━━━ Quoted passage ━━━

Bug #42581 Agent won't reconnect to monitored DB if started when monitored DB is down
Submitted: 4 Feb 2009 7:24 Modified: 14 Jan 2010 14:58
Reporter: Andrii Nikitin Email Updates:
Status: Closed Impact on me:
None 
Category:MySQL Enterprise Monitor: Agent Severity:S2 (Serious)
Version:2.0.3.7134, 2.0.2.7131,2.1.* OS:Any
Assigned to: Kay Roepke CPU Architecture:Any
Tags: a2memj, mem_20_maint, mem_discuss_me, regression, up_for_grabs, windmill

[4 Feb 2009 7:24] Andrii Nikitin
Description:
Agent won't reconnect to monitored DB if started when monitored DB is down.
It logs error:
Can't connect to MySQL server on '127.0.0.1' (0) (mysql-errno = 2003)

and sends only OS data to dashboard. When DB is started later, no reconnect attempts logged.

restart agent when DB is up fixes the problem.

(if DB is temporary down after first success connect, agent will reconnect later properly).

2009-02-04 07:48:37: (debug) job (task 9223372036854775807 (list_known_data_items)) executed only once
2009-02-04 07:48:38: (critical) C:\cygwin\home\mysqldev\bs\merlin\agent-2.0\src\mysql-proxy-0.7.0r1190\plugins\agent\agent_mysqld.c:606: agent connecting to mysql-server failed: mysql_real_connect(host = '127.0.0.1', port = 3304, socket = ''): Can't connect to MySQL server on '127.0.0.1' (0) (mysql-errno = 2003)
2009-02-04 07:48:40: (message) C:\cygwin\home\mysqldev\bs\merlin\agent-2.0\src\mysql-proxy-0.7.0r1190\plugins\agent\network-io.c:964: found list_known_data_items ... uncorking

How to repeat:
1. Shutdown monitored DB
2. Shutdown agent
3. Start agent 
4. Wait 2 min and check host appears crossed out in Dashboard and agent log contains fresh error like "mysql_real_connect ... (0) (mysql-errno = 2003)"

━━━ Collected data ━━━

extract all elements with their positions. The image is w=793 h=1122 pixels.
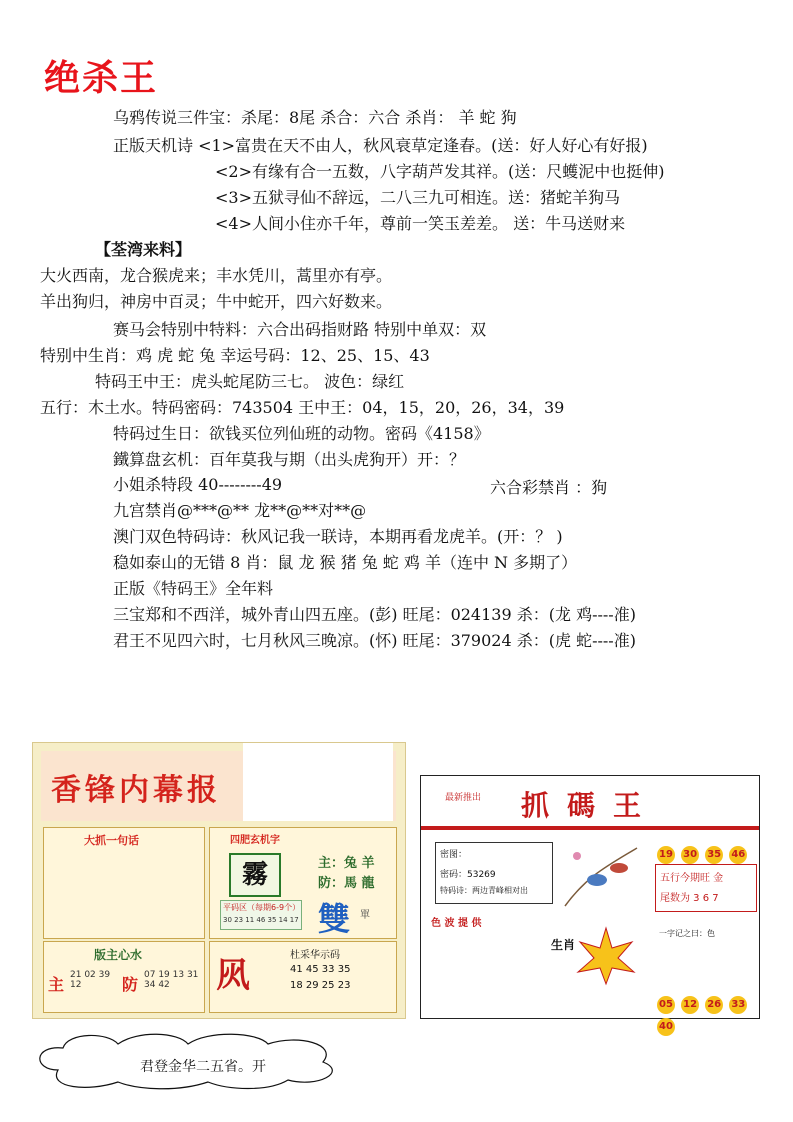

━━━

* **List of tasks**:
1. In the bug report about the agent that won't reconnect to the monitored database, what fixes the problem?
2. Carry on the bug report about the agent that won't reconnect to the monitored database, picking up after its final line.

* **Outputs in order**:
1. Restarting the agent while the database is up.

2.
5. Start monitored DB
6. wait 10-30 min
7. Refresh Dashboard, Host still appears crossed out in Dashboard <= BUG
8. Restart agent
9. wait 1 min -> Host appears properly in Dashboard

Suggested fix:
Try reconnecting to DB even with initial connect errors
[18 Feb 2009 18:52] Diego Medina
"We think the solution is: the agent never shuts down;"

There is another use case, where this should really be fixed:

1- Complete server (the box) restarts
2- The agent starts up
2- then the mysqld starts up
 but as the agent started first, and tried to connect  to the mysqld and failed, the agent will not try to connect to the db any more, and it will report the mysqld as down, while it is up.

See http://bugs.mysql.com/bug.php?id=41634 for more info
[27 Feb 2009 13:09] Jan Kneschke
These are two bugs in one:

* agent-side: no auto-report of new items/attributes/value when the mysql-server comes up
* server-side: os-data displayed without a mysql-server reported.

It should be moved to the next release to implement properly.
[27 Feb 2009 13:11] Jan Kneschke
* server-side: os-data is _not_ displayed without the initial connect to the mysql-server
[27 Feb 2009 13:14] Jan Kneschke
We should split this bug into 2 bugs (agent/server) and close this one.
[22 Jun 2009 15:18] Jan Kneschke
The problem is that the mem-server only asks for the LKDI at startup and never again afterwards. Most DI's are known at startup and don't change.

As a mysql-server might be down at startup and the LKDI isn't executed again later for the "unknown" items we have to run LKDI as long as the mysql-server is still down and send back the result for the LKDI as soon as it is reachable.

The LKDI should return the KDI's of:

mysql::server
mysql::status
mysql::variables
mysql::innodbstatus
... and the other mysql::* classes of the mysql-collector.

That should trigger the LI on mem-server side automaticly and lead to a working late-discovery of the mysql-server.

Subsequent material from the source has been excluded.